[FRAGMENTO PARA LEER]

7 de noviembre de 2023

Por mis diez años en Lisboa

 


Quien me conozca sabrá de la revolución vital que supuso para mí noviembre de 2013: todo un comienzo desde cero que me gusta recordar, para bien o para mal, cada año. Así, en 2016 y en 2022 escribí sendos textos que resumen mi experiencia lisboeta hasta la fecha. Por vez primera los releo este 2023 con la distancia que pone el tiempo y la mirada limpia y me resulta curioso analizarlos lado a lado, con los matices que dan los años que los separan y la propia experiencia vital, más amarga cada día. Mis primeros años en Lisboa lo veía todo con cierta bohemia, hasta un punto de exotismo; lo idealicé un poco porque la vida, hasta cierto punto, se podía idealizar. Luego llegó esa vida, un trabajo, una vida familiar, una rutina que me arrollaron y me convirtieron en otra persona. Más amargo, sí, más político, pero creo que en el fondo, sea por la literatura o la creatividad, mantuve cierto romanticismo. Paso a compartir ambas reflexiones, e insisto: 10 años después, he sobrevivido.

[OBJETIVO PLANTEADO 1]
¿Puedes citar tal cual las filas de datos que van desde la que contiene «306, 337, 322]» hasta la que contiene «- battery-fill: [392, 7, 398, 13]», ambas incluidas?

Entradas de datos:
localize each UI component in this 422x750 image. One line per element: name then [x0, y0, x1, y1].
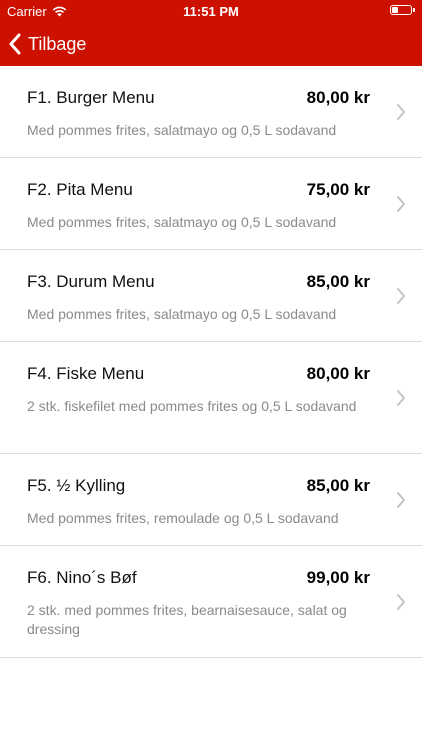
- menu-item-description: Med pommes frites, salatmayo og 0,5 L so…: [27, 306, 337, 322]
- battery-nub: [413, 8, 415, 12]
- menu-item-price: 99,00 kr: [306, 568, 370, 587]
- header-bar: Carrier 11:51 PM Tilbage: [0, 0, 422, 66]
- status-bar: Carrier 11:51 PM: [0, 0, 422, 22]
- menu-item-price: 80,00 kr: [306, 88, 370, 107]
- status-time: 11:51 PM: [183, 4, 239, 19]
- menu-item-price: 85,00 kr: [306, 476, 370, 495]
- battery-fill: [392, 7, 398, 13]
- menu-item-row[interactable]: F5. ½ Kylling 85,00 kr Med pommes frites, …: [0, 454, 422, 546]
- chevron-right-icon: [396, 195, 406, 218]
- menu-item-row[interactable]: F1. Burger Menu 80,00 kr Med pommes frites…: [0, 66, 422, 158]
- battery-icon: [390, 5, 415, 15]
- navigation-bar: Tilbage: [0, 22, 422, 66]
- menu-item-price: 80,00 kr: [306, 364, 370, 383]
- menu-item-row[interactable]: F6. Nino´s Bøf 99,00 kr 2 stk. med pommes …: [0, 546, 422, 658]
- menu-item-description: Med pommes frites, salatmayo og 0,5 L so…: [27, 122, 337, 138]
- menu-item-row[interactable]: F2. Pita Menu 75,00 kr Med pommes frites, …: [0, 158, 422, 250]
- back-button-label: Tilbage: [28, 33, 87, 54]
- menu-item-name: F4. Fiske Menu: [27, 364, 145, 383]
- menu-item-name: F1. Burger Menu: [27, 88, 155, 107]
- menu-item-description: Med pommes frites, remoulade og 0,5 L so…: [27, 510, 339, 526]
- menu-item-row[interactable]: F4. Fiske Menu 80,00 kr 2 stk. fiskefilet …: [0, 342, 422, 454]
- chevron-right-icon: [396, 287, 406, 310]
- menu-item-price: 75,00 kr: [306, 180, 370, 199]
- chevron-left-icon: [8, 33, 22, 55]
- chevron-right-icon: [396, 389, 406, 412]
- menu-list: F1. Burger Menu 80,00 kr Med pommes frites…: [0, 66, 422, 658]
- menu-item-name: F5. ½ Kylling: [27, 476, 126, 495]
- menu-item-price: 85,00 kr: [306, 272, 370, 291]
- chevron-right-icon: [396, 491, 406, 514]
- chevron-right-icon: [396, 593, 406, 616]
- menu-item-row[interactable]: F3. Durum Menu 85,00 kr Med pommes frites,…: [0, 250, 422, 342]
- menu-item-name: F3. Durum Menu: [27, 272, 155, 291]
- menu-item-name: F6. Nino´s Bøf: [27, 568, 137, 587]
- menu-item-name: F2. Pita Menu: [27, 180, 133, 199]
- back-button[interactable]: Tilbage: [8, 30, 86, 58]
- chevron-right-icon: [396, 103, 406, 126]
- menu-item-description: Med pommes frites, salatmayo og 0,5 L so…: [27, 214, 337, 230]
- menu-item-description: 2 stk. fiskefilet med pommes frites og 0…: [27, 398, 357, 414]
- menu-item-description: 2 stk. med pommes frites, bearnaisesauce…: [27, 602, 347, 637]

[OBJETIVO PLANTEADO 2]
¿Cómo seguiría el texto sobre los diez años en Lisboa? Prolóngalo a partir de su última frase.

[RESPUESTA ESCRITA 1]
- menu-item-description: Med pommes frites, salatmayo og 0,5 L so…: [27, 306, 337, 322]
- battery-nub: [413, 8, 415, 12]
- menu-item-price: 99,00 kr: [306, 568, 370, 587]
- header-bar: Carrier 11:51 PM Tilbage: [0, 0, 422, 66]
- status-bar: Carrier 11:51 PM: [0, 0, 422, 22]
- menu-item-price: 80,00 kr: [306, 88, 370, 107]
- status-time: 11:51 PM: [183, 4, 239, 19]
- menu-item-price: 85,00 kr: [306, 476, 370, 495]
- battery-fill: [392, 7, 398, 13]

[RESPUESTA ESCRITA 2]
2016

ANIVERSÁRIOS
Hoy, hace justo hoy 3 años, me planté en Lisboa con una maleta llena de monstruos y la necesidad física de desaparecer en una ciudad nueva, limpia de recuerdos y rostros conocidos. Nada más llegar se quedó muerto el taxi de camino a casa y tuve que luchar con los adoquines, malditos benditos adoquines lusos, para desplazar apenas unos metros la maleta reventada y la bolsa de viaje hasta los topes. Llegué a la casa más extraña donde he vivido con un nudo en el estómago y dos años de Madrid desbordándoseme por los ojos, pero nadie abría. Ya dentro, mi ordenador se negaba a conectarse a Internet y borré whatsapp del móvil y me sumí en una especie de catatonia que me duró un fin de semana. No sabía decir nada, el portugués me sumió en un silencio de siglos que me hizo taciturno y tímido, más frágil de lo que me gustaría admitir. Miro atrás y no reconozco al joven soñador que logró dejarlo todo para lanzarse a la nada, porque es otro.
Aún se me hace raro reconocer que ya he vivido más en Lisboa que en Madrid, como se me hace imposible adivinar el futuro a la vuelta de la esquina. Lisboa no sé qué hizo por mí ni qué he hecho yo por ella, pero si hay algo imposible de imaginar para este triste juntaletras es la vida sin siete colinas, sin un amago de mar que se queda en río, sin los malditos benditos adoquines, las bicas y los pastéis, sin el pérfido Diogo Alves y Belém y Sintra a tiro de piedra, sin Adília y Filipa, sin el fado y las marchas, la vida sin pão de Deus, sin las plazas, los kioscos del café, el Bairro Alto y Alfama, los miradouros, la luz, JODER LA LUZ, sin las decenas de amigos que han venido a visitarme, sin el árbol mágico de Principe Real o el descaro hisptérico de LX Factory, sin toda tu precariedad y la mugre en las calles, sin Gulbenkian y Monsanto de fondo, sin el acueducto y las Amoreiras, Lisboa sin terremotos ni turistas, la vida sin polvo à lagareiro o sardinhas.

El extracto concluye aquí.